## Begin Given text
Growing conflicts and social breakdown culminated in "the Fall", a period around 2110 in which the destruction of Beacons by extremists left city-dwellers to die or flee to surviving cities, themselves diminishing in number and hostile towards refugees. Bellevue and Olympia fell at this time, while Victoria survived as a secluded police state for several decades longer. By the period in which the game is set, the rural communities in Western Washington that survived the Fall have disintegrated. In one series of letters, a Sennin named Triya reveals that she came to Washington long after the Fall in search of a cure for Beacon dependence for the world's few remaining cities; she eventually found this in Victoria, but its effectiveness is unknown.

==Development and release==

Eidolons primary creator, Kevin Maxon, began work on the game as a thesis project while studying game design at Western Washington University, and it was then developed over 20 months by Maxon's company Ice Water Games. Thematically, Maxon intended to contrast the transience of human civilization with the permanence of nature. This theme is reflected in the game's use of Walt Whitman's poem "Eidolons", which provided not only the title but quotations that appear when the protagonist sleeps. Maxon describes the game as "post-human" rather than "post-apocalyptic" because of the absence of human NPCs.

The game's design, influenced by academic debate on the relative priority of systems and stories in video games, was intended to separate its rule-based gameplay mechanics from the authored narrative of the backstory. The player character was left unspecified to avoid potential conflict between the character's goals and the player's. To allow the player to develop "mid-sized" goals between their overall exploration of the world and small-scale movement, the developers added the binoculars and the system of direction indicators linked to tags. The survival elements were designed to be minimal in order to allow relaxed exploration.

The graphics were first planned as two-dimensional but changed to three-dimensional to provide the experience of viewing a distant horizon. The lack of polygons and textures for in-game objects was originally intended to allow computers to render the game's expansive landscapes, but Maxon decided that this minimalist style was actually more attractive. Although there is no seasonal cycle in the game, shifts in the color palette over the course of each day were intended to suggest the passage of seasons from spring to winter.

A pre-release trailer in December 2013 drew attention from gaming media including comparisons of the visual style to that of Proteus. This early attention encouraged a Steam Greenlight campaign, after which Eidolon was released through Steam on August 1, 2014. The game is available for Windows and Mac, but the Ice Water Games website warns of compatibility problems under OS X with some recent video cards.
## End Given text
- _Exercise task A_:
Return the stretch of the Eidolon passage from "A pre-release trailer" through "recent video cards.", word for word.
## Begin The data
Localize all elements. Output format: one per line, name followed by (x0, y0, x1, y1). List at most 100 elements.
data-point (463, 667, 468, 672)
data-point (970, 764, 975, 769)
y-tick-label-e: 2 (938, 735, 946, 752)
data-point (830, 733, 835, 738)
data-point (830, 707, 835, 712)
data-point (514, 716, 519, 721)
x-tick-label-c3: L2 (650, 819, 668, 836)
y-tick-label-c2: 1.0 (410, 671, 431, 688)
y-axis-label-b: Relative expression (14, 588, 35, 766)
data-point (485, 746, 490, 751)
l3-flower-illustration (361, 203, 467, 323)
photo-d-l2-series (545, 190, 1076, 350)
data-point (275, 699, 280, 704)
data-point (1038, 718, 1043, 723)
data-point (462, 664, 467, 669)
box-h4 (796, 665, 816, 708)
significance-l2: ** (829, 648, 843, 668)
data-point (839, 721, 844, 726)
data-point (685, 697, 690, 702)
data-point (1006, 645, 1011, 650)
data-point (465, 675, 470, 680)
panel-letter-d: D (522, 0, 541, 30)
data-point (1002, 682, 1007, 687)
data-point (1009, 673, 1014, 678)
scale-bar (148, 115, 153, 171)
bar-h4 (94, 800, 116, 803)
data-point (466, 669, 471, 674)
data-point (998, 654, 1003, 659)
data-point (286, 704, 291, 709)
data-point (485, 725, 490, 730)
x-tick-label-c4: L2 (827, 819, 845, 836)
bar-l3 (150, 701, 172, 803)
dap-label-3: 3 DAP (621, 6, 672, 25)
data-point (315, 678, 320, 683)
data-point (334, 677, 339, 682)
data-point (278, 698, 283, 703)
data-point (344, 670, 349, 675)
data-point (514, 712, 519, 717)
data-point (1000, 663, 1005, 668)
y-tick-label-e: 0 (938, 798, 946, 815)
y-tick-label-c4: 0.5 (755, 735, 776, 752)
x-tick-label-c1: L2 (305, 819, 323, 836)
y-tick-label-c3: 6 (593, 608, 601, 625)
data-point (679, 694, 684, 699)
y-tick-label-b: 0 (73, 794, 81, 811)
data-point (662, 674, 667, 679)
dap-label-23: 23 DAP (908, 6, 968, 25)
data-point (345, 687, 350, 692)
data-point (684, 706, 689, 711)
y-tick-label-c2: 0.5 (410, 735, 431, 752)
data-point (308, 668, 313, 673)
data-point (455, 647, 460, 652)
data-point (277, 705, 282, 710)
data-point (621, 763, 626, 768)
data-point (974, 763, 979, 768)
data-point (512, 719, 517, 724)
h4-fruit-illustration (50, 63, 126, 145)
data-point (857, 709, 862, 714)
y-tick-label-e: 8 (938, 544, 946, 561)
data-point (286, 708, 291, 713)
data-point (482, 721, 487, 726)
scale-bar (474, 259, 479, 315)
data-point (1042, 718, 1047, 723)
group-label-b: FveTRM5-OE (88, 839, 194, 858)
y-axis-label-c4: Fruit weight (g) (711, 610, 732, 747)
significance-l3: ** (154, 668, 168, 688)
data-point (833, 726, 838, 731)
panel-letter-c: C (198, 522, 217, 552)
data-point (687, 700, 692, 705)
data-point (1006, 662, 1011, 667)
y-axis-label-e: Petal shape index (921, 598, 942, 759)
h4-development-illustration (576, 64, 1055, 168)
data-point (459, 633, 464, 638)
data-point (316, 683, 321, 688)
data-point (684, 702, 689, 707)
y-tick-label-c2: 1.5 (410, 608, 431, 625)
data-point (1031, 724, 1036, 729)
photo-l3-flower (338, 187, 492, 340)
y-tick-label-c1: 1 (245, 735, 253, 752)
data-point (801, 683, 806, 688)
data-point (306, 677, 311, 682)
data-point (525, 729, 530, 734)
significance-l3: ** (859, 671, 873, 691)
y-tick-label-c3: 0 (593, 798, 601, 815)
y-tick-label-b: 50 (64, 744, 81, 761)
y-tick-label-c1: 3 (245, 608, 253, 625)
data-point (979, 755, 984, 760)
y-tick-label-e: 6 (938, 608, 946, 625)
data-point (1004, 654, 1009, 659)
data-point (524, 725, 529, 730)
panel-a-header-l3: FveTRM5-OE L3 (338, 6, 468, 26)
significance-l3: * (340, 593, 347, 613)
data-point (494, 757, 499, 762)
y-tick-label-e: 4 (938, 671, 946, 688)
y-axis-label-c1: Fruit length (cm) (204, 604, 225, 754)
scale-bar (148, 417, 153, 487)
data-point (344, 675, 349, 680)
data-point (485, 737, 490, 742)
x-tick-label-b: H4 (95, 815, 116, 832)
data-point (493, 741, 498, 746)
## End The data
- _Exercise task B_:
Retype the stretch of rows from the start of the rows through the line containing "data-point (466, 669, 471, 674)", with each line unchanged.

- _Expected output A_:
A pre-release trailer in December 2013 drew attention from gaming media including comparisons of the visual style to that of Proteus. This early attention encouraged a Steam Greenlight campaign, after which Eidolon was released through Steam on August 1, 2014. The game is available for Windows and Mac, but the Ice Water Games website warns of compatibility problems under OS X with some recent video cards.

- _Expected output B_:
Localize all elements. Output format: one per line, name followed by (x0, y0, x1, y1). List at most 100 elements.
data-point (463, 667, 468, 672)
data-point (970, 764, 975, 769)
y-tick-label-e: 2 (938, 735, 946, 752)
data-point (830, 733, 835, 738)
data-point (830, 707, 835, 712)
data-point (514, 716, 519, 721)
x-tick-label-c3: L2 (650, 819, 668, 836)
y-tick-label-c2: 1.0 (410, 671, 431, 688)
y-axis-label-b: Relative expression (14, 588, 35, 766)
data-point (485, 746, 490, 751)
l3-flower-illustration (361, 203, 467, 323)
photo-d-l2-series (545, 190, 1076, 350)
data-point (275, 699, 280, 704)
data-point (1038, 718, 1043, 723)
data-point (462, 664, 467, 669)
box-h4 (796, 665, 816, 708)
significance-l2: ** (829, 648, 843, 668)
data-point (839, 721, 844, 726)
data-point (685, 697, 690, 702)
data-point (1006, 645, 1011, 650)
data-point (465, 675, 470, 680)
panel-letter-d: D (522, 0, 541, 30)
data-point (1002, 682, 1007, 687)
data-point (1009, 673, 1014, 678)
scale-bar (148, 115, 153, 171)
bar-h4 (94, 800, 116, 803)
data-point (466, 669, 471, 674)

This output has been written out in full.